Answer with nothing but a number: how many lines include the word "Carl"?

• • • • • • •

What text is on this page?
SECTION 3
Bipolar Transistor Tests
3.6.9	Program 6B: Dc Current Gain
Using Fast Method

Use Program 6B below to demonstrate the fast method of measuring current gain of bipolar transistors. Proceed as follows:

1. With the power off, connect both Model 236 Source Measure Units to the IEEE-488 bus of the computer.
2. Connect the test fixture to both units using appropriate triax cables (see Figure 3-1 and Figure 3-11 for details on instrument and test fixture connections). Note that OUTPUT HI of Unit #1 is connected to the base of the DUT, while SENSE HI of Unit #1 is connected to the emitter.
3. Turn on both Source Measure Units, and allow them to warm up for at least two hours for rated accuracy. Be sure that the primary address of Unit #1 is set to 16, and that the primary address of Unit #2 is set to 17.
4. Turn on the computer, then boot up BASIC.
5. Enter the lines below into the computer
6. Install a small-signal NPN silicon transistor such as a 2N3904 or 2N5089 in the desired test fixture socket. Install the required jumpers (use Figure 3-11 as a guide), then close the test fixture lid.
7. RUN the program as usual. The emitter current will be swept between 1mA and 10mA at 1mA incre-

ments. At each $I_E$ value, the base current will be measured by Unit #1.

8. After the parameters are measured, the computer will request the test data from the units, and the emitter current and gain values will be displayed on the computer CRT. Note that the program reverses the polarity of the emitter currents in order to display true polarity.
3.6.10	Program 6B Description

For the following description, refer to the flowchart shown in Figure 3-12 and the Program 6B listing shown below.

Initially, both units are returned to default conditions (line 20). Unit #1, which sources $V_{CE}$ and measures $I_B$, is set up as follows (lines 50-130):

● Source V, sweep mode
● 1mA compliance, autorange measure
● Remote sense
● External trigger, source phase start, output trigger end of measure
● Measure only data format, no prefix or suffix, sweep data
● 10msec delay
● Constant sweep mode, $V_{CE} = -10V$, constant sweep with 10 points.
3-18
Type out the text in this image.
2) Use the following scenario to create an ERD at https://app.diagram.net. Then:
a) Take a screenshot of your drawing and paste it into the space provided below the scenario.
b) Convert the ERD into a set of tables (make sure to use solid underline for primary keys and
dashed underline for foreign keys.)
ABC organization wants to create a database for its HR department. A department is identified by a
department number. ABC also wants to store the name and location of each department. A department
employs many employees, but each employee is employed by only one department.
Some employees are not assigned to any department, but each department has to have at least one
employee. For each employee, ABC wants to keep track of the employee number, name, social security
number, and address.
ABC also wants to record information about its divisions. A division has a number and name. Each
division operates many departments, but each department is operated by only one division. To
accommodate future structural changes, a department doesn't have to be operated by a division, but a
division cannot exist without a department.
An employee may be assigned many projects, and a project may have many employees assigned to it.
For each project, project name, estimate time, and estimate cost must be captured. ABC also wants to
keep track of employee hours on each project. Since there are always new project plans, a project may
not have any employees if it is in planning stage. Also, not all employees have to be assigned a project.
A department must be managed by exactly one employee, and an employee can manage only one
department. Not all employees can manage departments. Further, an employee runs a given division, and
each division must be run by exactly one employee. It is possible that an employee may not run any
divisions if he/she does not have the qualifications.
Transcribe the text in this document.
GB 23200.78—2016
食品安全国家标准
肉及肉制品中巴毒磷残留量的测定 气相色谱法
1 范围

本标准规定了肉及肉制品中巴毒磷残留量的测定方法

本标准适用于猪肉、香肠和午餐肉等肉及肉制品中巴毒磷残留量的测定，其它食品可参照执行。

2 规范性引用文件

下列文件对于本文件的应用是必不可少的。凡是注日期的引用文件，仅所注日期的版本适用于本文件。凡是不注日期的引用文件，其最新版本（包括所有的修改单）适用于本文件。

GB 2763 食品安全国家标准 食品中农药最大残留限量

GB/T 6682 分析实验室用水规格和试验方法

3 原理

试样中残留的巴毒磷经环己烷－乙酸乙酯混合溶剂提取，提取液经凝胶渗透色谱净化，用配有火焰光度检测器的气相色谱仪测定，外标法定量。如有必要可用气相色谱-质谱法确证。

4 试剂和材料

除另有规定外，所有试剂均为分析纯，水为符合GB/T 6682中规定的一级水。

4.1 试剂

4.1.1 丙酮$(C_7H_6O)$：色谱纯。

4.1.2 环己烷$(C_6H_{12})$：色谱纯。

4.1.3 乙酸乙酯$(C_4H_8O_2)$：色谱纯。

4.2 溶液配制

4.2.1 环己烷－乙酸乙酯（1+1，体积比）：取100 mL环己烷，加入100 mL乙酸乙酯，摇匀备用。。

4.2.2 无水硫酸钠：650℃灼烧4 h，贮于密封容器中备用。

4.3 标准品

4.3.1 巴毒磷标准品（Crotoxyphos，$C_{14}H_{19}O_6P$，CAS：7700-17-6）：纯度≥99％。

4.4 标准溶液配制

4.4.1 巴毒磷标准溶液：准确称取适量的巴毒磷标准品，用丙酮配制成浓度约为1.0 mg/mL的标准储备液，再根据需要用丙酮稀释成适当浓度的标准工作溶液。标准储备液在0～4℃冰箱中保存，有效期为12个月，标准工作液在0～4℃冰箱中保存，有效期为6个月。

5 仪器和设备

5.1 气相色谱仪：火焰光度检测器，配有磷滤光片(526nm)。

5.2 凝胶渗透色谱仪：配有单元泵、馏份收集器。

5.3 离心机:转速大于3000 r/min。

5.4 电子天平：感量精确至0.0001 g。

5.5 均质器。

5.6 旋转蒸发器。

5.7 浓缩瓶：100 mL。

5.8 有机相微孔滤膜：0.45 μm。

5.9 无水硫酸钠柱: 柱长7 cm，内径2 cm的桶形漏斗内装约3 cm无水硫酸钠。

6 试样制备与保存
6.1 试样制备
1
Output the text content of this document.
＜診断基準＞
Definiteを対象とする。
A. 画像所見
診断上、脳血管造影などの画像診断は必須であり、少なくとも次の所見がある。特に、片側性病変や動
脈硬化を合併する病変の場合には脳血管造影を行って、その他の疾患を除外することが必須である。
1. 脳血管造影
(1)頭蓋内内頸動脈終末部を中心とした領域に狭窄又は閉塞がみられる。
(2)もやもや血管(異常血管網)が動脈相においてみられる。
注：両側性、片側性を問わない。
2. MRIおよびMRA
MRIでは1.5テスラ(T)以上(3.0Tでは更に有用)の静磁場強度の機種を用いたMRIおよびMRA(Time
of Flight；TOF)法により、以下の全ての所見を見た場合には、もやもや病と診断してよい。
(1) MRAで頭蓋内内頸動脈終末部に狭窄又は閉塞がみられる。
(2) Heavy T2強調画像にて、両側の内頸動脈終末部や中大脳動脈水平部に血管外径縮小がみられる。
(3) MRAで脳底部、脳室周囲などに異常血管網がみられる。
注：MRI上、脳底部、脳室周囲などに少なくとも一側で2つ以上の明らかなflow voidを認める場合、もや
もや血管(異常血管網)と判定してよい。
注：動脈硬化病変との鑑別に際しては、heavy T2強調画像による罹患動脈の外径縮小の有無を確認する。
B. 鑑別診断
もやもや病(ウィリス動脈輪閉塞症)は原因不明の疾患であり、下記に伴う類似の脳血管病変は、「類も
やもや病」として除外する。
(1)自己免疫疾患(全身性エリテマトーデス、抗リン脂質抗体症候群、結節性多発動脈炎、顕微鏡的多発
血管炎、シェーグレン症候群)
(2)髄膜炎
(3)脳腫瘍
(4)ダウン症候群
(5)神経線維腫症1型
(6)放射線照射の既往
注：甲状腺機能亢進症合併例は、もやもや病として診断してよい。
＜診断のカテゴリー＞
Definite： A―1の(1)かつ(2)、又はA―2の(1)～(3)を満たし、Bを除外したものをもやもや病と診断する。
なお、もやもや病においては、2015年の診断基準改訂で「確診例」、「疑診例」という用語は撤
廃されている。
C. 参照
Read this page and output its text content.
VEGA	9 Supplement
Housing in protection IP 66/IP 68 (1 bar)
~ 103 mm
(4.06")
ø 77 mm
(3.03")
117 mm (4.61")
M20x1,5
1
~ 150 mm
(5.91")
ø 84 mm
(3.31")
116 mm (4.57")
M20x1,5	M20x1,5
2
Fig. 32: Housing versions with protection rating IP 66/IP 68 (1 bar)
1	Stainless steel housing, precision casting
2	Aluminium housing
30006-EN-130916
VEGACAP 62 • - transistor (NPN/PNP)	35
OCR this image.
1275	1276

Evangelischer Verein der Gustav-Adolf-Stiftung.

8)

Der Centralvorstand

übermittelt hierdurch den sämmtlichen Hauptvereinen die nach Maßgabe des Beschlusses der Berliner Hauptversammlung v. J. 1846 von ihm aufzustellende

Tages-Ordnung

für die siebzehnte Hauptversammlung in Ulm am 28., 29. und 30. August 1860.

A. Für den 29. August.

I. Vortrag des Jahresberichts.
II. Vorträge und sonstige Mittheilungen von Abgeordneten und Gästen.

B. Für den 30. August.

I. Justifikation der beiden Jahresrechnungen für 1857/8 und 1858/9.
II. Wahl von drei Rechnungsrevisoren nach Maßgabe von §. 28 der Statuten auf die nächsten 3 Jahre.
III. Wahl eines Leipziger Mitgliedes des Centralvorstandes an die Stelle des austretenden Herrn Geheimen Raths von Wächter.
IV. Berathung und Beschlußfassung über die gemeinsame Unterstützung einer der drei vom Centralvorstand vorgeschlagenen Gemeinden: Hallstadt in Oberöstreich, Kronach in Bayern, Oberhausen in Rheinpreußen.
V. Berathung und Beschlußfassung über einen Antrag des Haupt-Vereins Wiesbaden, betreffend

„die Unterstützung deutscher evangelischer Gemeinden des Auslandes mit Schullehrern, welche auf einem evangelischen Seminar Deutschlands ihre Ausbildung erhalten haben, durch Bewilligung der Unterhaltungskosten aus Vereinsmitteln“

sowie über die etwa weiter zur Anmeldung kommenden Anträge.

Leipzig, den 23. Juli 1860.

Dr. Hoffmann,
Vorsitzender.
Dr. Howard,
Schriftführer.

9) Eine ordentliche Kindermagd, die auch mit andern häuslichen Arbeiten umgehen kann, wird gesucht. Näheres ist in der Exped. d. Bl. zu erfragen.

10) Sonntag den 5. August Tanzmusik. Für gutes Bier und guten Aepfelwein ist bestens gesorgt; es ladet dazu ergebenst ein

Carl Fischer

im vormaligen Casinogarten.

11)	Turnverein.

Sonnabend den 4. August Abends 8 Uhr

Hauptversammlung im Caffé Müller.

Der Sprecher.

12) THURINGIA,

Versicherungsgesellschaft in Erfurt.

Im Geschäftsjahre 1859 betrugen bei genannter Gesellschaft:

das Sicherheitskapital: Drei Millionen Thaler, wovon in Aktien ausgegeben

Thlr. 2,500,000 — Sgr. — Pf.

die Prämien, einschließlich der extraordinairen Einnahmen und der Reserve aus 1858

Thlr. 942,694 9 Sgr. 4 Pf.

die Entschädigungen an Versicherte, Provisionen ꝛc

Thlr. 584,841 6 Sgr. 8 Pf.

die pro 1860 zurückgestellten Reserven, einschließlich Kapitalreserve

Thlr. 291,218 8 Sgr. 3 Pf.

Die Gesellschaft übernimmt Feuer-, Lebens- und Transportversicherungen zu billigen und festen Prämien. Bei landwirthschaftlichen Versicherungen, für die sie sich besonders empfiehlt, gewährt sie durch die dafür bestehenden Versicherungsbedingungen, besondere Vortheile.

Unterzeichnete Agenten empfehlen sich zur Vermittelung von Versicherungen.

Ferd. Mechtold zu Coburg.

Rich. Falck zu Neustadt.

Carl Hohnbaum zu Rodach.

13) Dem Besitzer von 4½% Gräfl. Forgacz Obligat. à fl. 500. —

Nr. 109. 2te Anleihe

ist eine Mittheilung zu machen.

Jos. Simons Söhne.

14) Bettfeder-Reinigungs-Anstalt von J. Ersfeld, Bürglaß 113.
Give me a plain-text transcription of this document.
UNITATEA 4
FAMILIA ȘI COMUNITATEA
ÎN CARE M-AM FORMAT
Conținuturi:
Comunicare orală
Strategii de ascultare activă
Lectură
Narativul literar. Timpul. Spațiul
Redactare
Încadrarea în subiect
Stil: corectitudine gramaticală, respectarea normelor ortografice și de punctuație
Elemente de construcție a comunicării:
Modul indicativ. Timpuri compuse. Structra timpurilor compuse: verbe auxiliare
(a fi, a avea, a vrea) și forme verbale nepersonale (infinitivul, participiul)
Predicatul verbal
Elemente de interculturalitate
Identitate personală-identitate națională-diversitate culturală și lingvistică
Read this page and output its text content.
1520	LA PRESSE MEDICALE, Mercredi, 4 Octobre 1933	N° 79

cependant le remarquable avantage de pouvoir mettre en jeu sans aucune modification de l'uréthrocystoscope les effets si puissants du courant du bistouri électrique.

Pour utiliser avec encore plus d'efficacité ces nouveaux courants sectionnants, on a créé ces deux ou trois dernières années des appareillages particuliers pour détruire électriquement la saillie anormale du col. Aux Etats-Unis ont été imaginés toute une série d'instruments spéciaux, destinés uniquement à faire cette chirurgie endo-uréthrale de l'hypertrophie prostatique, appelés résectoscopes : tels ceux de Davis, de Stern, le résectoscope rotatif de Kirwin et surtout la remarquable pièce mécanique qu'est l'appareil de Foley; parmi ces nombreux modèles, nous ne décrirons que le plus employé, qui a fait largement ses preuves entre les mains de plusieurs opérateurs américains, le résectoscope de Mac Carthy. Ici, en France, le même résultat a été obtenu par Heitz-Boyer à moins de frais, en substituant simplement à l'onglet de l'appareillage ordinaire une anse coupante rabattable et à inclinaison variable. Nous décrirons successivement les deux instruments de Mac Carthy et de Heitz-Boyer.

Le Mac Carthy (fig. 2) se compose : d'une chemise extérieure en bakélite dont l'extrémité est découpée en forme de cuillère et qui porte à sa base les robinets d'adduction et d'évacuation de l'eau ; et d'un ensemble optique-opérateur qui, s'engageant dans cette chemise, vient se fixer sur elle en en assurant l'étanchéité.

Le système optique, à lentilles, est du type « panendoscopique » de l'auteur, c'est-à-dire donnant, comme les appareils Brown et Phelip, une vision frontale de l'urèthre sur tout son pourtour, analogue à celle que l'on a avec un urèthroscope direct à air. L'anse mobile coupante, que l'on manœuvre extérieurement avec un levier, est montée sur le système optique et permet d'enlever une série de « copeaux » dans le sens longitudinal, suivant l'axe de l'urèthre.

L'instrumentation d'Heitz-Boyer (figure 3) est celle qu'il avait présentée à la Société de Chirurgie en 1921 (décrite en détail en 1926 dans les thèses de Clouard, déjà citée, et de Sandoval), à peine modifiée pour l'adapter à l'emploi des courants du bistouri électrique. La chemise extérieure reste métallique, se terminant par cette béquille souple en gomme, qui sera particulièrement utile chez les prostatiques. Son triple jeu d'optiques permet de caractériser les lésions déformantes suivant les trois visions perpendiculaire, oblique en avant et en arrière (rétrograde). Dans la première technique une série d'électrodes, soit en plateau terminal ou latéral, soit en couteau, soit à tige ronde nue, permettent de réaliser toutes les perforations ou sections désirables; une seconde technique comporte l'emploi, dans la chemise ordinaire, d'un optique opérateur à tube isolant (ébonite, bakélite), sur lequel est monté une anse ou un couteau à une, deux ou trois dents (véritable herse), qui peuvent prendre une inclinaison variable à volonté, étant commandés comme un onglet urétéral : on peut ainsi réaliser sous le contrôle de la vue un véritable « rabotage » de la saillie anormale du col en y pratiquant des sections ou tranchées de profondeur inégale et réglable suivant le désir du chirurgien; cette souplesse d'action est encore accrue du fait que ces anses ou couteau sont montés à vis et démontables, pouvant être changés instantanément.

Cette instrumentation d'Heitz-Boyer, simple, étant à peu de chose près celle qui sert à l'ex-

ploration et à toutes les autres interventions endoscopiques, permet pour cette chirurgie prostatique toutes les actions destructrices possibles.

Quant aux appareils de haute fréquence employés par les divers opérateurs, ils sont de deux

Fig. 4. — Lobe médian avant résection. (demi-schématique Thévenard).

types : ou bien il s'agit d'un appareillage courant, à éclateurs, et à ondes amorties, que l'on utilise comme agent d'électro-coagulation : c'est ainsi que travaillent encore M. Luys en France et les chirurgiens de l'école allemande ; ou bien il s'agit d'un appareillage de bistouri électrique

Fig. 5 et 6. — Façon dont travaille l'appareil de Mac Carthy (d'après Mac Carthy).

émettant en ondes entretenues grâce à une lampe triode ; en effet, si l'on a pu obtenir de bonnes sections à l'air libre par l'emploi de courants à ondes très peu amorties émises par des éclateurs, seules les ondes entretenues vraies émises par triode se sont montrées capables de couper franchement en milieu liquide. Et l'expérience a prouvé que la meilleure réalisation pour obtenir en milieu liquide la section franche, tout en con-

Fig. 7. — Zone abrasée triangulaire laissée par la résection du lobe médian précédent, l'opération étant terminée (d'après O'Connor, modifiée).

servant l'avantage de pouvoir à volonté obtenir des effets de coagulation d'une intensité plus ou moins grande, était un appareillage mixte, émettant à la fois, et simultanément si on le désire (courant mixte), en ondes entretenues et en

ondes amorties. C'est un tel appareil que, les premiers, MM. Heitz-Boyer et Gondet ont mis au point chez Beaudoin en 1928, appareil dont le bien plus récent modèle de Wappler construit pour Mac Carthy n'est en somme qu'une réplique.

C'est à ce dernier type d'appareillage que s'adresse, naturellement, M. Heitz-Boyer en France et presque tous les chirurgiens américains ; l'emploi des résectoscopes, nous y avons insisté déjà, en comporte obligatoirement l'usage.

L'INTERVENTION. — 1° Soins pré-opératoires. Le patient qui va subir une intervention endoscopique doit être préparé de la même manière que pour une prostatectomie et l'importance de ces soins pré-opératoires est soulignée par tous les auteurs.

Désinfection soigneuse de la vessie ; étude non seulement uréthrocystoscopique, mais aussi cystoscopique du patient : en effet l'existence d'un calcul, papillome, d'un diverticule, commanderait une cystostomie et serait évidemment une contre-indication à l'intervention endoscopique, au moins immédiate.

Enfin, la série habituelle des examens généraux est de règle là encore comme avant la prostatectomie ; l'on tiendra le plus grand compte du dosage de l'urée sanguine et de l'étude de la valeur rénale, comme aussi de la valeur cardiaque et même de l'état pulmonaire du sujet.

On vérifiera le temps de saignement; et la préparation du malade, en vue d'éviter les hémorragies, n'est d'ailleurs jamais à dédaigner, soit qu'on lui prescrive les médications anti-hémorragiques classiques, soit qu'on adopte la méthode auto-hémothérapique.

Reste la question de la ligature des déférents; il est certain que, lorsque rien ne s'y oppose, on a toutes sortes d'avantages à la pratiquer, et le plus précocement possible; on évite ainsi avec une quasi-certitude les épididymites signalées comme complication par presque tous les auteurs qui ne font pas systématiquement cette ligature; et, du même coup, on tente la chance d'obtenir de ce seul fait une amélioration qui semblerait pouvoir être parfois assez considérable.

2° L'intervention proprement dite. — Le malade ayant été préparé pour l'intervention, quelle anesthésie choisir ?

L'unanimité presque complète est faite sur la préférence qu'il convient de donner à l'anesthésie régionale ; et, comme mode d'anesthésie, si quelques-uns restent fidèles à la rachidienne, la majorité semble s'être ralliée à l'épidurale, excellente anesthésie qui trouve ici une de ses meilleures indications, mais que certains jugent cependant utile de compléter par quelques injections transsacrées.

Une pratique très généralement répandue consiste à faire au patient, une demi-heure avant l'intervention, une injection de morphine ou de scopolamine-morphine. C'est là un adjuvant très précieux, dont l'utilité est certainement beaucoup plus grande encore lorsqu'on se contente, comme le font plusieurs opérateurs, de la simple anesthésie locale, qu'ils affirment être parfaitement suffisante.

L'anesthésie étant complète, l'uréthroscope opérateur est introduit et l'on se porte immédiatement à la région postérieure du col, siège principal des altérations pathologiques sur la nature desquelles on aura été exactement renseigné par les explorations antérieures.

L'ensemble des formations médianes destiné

• • • • • • •

> _Result_
2